Work to complete:
Among the entries below, find the lines with "JSON" and copy them.

[Figure content listings]
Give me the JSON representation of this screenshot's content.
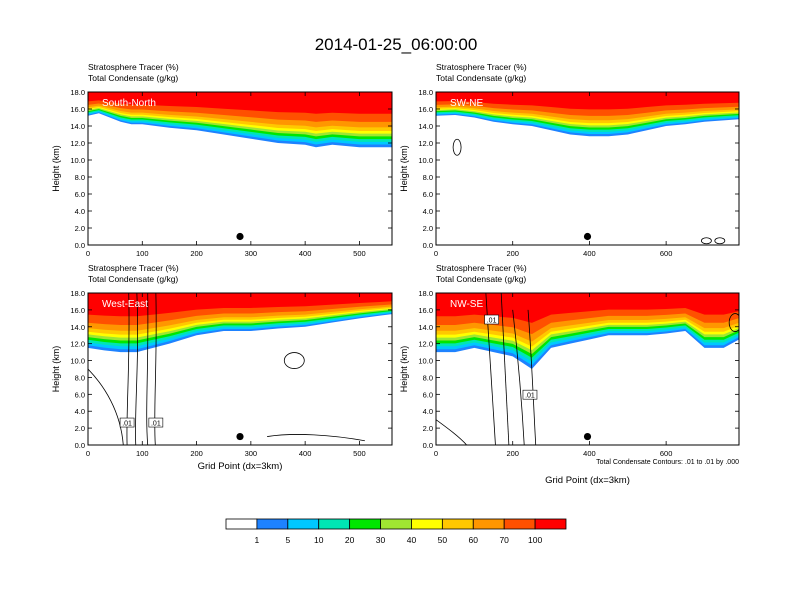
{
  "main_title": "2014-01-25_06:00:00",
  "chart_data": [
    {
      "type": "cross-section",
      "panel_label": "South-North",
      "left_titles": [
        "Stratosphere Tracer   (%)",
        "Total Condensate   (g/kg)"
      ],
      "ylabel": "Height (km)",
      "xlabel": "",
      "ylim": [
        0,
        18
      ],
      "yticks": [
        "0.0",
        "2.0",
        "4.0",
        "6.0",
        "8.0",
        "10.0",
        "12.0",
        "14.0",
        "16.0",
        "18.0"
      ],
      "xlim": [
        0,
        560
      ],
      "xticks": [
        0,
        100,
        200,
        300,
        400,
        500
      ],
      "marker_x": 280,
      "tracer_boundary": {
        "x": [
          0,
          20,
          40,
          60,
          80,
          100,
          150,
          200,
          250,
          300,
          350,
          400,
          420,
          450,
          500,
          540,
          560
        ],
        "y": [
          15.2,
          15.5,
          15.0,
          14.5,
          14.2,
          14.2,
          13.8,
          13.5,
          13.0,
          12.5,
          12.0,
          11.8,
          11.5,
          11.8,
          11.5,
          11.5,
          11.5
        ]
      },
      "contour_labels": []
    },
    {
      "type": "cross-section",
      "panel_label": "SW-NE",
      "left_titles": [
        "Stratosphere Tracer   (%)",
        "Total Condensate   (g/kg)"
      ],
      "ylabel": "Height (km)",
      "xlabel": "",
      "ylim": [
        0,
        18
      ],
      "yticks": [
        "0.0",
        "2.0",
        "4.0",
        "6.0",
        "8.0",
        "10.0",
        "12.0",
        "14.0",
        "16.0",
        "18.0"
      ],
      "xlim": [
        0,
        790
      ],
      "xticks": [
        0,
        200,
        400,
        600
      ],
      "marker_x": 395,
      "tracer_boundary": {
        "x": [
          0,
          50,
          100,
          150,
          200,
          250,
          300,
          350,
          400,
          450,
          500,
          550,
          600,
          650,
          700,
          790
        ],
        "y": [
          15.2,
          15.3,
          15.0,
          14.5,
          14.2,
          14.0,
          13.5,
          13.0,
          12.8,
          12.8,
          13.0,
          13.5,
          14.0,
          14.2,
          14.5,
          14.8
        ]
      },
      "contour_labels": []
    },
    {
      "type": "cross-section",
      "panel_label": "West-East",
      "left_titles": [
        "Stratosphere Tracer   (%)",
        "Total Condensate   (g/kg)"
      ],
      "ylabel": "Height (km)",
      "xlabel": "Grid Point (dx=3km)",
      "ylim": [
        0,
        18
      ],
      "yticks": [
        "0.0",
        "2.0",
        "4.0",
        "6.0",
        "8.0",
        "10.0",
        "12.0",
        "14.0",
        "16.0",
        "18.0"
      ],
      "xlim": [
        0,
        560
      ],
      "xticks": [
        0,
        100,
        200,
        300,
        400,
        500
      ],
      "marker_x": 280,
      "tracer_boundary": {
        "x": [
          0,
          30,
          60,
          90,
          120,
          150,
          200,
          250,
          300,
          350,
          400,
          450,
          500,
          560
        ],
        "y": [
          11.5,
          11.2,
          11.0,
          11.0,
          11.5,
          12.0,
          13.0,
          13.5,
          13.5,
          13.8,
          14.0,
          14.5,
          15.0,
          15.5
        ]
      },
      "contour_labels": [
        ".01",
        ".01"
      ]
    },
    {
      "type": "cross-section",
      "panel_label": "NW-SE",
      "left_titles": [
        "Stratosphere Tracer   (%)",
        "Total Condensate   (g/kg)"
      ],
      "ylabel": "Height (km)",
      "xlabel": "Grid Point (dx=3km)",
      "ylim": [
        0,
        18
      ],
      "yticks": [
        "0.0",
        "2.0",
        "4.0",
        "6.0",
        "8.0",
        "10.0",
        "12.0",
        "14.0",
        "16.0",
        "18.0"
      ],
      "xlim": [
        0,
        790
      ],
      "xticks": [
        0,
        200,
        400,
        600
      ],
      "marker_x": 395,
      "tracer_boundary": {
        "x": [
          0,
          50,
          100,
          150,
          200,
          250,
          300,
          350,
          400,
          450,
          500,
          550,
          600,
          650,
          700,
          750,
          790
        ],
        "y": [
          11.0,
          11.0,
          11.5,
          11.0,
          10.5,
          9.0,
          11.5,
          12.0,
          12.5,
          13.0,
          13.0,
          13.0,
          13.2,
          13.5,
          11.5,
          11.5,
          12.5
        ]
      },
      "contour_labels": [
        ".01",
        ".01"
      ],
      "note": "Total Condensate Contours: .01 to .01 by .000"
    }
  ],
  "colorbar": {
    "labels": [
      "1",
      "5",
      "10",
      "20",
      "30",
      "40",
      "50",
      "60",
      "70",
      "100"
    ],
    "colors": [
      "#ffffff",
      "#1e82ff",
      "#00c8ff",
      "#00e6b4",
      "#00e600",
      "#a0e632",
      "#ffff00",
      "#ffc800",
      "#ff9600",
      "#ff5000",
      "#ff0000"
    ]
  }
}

---

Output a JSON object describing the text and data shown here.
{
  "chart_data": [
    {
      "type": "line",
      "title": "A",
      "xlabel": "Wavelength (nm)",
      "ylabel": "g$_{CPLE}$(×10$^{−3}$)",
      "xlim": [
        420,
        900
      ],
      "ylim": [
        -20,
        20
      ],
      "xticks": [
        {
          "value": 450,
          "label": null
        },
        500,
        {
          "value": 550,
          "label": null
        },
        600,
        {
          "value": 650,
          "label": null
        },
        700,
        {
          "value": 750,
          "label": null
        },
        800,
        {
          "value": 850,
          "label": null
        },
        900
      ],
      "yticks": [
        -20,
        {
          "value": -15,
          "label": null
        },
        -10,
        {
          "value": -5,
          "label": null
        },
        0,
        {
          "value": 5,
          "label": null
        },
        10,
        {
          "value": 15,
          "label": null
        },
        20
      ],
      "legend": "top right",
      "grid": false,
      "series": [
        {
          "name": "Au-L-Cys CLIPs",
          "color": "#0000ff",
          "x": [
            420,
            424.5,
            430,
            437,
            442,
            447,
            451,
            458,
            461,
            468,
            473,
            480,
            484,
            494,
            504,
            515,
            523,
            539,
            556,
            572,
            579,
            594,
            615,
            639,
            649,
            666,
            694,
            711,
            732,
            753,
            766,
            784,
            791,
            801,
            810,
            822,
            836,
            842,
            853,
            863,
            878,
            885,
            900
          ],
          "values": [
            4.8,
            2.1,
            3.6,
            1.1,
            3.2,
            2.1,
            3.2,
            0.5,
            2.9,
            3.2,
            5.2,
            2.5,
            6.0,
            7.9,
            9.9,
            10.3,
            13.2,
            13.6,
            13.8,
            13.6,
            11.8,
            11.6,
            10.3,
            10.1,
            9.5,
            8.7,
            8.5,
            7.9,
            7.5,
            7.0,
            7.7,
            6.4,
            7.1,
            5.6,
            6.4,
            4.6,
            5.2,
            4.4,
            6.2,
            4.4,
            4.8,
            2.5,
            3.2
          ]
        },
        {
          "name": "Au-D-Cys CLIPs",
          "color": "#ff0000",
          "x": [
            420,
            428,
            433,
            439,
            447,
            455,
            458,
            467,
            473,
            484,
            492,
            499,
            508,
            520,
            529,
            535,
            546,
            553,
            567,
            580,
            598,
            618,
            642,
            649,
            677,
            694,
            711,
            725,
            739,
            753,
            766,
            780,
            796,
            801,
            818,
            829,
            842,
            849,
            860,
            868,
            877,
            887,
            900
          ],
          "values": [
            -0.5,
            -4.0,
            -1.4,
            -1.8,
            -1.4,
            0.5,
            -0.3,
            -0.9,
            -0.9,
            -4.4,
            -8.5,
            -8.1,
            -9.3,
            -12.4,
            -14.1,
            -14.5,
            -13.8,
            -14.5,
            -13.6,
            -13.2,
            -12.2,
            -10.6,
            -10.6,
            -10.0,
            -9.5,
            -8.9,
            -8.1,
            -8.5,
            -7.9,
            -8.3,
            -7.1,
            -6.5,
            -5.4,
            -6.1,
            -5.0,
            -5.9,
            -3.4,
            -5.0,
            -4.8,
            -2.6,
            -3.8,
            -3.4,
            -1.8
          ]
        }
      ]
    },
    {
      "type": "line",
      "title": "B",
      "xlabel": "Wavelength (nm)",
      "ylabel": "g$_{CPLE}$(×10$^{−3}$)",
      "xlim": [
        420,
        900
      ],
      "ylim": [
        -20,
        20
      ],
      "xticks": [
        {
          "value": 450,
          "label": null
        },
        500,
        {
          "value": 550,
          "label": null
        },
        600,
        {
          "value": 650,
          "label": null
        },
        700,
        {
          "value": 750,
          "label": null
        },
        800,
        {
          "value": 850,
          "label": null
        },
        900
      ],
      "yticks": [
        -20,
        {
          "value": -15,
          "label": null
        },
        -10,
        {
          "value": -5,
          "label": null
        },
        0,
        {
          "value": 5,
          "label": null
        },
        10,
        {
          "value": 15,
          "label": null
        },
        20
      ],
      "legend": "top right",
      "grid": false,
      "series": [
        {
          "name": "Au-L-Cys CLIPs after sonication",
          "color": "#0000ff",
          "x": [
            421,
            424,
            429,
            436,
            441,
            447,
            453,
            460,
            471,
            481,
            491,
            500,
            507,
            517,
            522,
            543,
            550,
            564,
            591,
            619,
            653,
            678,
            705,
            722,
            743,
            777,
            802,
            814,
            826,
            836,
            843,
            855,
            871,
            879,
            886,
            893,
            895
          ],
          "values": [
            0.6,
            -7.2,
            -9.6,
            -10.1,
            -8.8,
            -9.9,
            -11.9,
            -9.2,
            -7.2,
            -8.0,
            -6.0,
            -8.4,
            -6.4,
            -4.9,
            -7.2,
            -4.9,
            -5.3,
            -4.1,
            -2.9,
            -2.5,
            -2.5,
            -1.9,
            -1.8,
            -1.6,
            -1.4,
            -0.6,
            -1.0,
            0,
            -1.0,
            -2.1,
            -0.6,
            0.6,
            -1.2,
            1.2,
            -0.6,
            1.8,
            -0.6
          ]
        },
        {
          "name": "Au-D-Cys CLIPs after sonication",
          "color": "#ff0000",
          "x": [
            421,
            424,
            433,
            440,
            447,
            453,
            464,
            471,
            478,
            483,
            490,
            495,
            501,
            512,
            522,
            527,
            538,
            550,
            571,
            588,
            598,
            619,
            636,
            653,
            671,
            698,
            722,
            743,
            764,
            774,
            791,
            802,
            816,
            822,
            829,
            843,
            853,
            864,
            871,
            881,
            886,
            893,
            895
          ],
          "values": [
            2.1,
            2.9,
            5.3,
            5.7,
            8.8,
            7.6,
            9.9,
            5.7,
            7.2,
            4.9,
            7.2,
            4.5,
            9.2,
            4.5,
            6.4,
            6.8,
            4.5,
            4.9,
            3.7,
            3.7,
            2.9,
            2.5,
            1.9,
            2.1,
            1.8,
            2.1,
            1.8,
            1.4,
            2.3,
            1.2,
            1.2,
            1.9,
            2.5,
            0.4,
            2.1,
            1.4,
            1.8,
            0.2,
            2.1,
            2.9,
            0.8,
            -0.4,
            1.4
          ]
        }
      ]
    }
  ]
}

Solution to this problem:
Give me the JSON representation of this screenshot's content.
Output a JSON object describing the text and data shown here.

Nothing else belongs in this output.